*EXERCISE BRIEF*
Find the lines of data that contain the string "SRMTID", then list them.

Figure record extracts
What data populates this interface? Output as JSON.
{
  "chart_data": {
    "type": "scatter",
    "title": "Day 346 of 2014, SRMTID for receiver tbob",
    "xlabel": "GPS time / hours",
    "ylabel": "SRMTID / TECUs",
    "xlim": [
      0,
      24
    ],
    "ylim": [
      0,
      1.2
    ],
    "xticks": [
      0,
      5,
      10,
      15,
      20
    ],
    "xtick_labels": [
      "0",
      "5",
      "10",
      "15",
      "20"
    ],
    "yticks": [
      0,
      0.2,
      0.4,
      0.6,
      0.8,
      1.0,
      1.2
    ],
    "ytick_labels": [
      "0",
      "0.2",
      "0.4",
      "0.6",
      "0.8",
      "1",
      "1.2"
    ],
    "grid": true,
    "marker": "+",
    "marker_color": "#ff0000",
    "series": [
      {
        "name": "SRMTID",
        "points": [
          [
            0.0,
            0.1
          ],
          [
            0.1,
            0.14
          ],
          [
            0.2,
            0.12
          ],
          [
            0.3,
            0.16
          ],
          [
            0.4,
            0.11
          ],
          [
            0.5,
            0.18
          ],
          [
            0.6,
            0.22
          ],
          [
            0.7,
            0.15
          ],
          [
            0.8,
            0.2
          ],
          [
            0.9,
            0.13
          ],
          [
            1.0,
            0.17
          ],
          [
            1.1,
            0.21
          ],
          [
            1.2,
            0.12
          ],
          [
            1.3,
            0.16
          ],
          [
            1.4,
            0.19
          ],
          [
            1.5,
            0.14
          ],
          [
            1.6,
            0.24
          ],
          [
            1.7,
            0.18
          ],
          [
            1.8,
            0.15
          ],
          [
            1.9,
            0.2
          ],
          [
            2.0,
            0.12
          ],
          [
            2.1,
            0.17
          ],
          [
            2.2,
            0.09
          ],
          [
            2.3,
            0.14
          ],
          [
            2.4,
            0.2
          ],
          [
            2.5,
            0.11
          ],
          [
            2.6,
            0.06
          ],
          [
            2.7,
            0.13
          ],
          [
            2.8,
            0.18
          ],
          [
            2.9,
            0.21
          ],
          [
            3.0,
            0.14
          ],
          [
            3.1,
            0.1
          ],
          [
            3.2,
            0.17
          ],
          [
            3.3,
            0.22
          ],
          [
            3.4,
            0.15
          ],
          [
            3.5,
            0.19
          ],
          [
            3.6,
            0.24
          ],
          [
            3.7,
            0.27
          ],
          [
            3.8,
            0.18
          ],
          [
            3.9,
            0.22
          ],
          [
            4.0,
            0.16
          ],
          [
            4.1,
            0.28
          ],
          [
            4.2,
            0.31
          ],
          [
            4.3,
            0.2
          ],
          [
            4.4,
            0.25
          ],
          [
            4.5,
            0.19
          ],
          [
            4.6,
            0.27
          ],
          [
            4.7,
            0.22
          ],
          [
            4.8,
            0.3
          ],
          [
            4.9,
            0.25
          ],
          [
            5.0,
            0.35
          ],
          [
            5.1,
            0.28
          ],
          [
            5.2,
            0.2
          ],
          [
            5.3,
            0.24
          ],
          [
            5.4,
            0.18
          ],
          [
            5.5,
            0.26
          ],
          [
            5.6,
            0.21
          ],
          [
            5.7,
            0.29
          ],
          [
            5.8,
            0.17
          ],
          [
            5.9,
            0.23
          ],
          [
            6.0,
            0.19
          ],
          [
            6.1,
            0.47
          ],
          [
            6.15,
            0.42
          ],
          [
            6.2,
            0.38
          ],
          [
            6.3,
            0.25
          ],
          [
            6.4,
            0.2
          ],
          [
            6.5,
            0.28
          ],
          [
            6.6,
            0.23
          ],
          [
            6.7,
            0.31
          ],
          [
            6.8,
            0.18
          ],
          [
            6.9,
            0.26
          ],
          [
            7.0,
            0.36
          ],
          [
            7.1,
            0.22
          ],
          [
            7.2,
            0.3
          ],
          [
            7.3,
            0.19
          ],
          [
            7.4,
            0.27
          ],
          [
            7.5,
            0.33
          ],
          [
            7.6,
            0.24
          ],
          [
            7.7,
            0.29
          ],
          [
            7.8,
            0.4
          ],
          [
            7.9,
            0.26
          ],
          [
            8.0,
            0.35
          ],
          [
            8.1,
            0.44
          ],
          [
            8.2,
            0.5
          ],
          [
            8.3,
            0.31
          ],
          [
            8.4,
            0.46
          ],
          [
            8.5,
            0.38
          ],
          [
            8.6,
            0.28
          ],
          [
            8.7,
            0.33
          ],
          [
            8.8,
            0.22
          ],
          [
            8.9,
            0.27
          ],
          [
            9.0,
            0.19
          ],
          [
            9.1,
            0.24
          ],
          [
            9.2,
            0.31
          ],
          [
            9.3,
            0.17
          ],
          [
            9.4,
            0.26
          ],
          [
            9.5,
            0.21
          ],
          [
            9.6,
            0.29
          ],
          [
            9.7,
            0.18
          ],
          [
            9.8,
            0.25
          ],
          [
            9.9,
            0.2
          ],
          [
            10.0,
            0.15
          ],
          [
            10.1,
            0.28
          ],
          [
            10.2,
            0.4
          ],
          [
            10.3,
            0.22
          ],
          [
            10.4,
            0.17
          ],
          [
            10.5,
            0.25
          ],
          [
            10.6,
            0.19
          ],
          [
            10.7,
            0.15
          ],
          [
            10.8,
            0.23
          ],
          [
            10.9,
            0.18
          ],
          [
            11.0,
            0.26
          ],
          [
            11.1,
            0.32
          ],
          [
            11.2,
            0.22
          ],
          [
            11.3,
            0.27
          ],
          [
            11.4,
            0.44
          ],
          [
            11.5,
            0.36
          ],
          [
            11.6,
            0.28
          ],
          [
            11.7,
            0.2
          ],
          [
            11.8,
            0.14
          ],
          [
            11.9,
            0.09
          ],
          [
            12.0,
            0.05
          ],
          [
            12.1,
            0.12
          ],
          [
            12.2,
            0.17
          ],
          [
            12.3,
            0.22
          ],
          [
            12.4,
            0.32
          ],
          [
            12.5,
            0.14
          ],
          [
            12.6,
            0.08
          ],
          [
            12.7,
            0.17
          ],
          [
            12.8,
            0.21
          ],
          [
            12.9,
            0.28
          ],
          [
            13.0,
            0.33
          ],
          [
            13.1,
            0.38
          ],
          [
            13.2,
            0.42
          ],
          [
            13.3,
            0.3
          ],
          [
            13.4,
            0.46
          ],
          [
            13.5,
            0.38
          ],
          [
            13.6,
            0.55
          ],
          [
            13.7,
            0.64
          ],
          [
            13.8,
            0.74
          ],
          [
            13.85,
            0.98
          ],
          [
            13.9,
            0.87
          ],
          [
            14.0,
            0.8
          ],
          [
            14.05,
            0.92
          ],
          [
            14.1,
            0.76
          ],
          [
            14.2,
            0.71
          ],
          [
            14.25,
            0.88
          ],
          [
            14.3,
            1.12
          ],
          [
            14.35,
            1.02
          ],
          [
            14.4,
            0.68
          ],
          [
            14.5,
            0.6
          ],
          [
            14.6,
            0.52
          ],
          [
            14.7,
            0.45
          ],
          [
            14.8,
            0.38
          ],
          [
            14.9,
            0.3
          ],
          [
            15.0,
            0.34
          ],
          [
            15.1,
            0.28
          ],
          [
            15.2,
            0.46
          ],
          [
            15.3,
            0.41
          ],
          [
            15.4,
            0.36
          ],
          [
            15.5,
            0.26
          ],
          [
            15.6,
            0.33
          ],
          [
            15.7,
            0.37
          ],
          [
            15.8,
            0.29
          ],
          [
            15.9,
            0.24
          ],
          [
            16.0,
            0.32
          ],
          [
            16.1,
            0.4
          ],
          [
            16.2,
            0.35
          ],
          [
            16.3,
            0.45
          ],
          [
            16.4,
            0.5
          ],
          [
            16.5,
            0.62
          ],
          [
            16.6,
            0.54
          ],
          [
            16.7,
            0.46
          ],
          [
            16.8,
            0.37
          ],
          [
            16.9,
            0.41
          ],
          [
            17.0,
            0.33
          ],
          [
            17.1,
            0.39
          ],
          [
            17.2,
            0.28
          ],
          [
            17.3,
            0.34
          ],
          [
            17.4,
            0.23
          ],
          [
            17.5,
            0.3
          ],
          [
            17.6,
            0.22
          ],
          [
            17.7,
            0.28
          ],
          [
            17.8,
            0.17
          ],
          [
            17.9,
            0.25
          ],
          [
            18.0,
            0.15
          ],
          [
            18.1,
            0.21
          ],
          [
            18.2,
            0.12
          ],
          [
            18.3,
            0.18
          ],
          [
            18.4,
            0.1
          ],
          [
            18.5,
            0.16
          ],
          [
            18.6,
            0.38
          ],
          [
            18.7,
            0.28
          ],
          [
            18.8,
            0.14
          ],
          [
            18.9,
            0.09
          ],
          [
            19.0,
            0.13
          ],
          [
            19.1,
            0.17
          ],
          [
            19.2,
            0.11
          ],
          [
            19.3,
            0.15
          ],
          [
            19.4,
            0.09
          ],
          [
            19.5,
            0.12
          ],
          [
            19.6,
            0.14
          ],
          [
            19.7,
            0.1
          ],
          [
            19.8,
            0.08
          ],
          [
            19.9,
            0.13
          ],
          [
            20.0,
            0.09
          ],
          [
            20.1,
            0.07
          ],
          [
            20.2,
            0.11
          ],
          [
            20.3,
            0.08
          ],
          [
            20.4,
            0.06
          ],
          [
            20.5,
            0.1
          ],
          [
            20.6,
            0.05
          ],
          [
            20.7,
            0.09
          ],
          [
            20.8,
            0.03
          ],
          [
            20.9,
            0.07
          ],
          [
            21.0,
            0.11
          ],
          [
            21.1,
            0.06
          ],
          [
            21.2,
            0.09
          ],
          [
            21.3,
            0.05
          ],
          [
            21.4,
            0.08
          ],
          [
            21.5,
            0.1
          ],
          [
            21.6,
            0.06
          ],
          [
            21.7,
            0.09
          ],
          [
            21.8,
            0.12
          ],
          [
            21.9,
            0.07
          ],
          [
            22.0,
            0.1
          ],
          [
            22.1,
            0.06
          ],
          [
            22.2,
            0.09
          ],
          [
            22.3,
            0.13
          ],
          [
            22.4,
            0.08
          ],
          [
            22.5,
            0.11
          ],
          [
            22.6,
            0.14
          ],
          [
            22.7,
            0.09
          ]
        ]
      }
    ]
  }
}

*RESULT FOR THIS EXERCISE*
    "title": "Day 346 of 2014, SRMTID for receiver tbob",
    "ylabel": "SRMTID / TECUs",
        "name": "SRMTID",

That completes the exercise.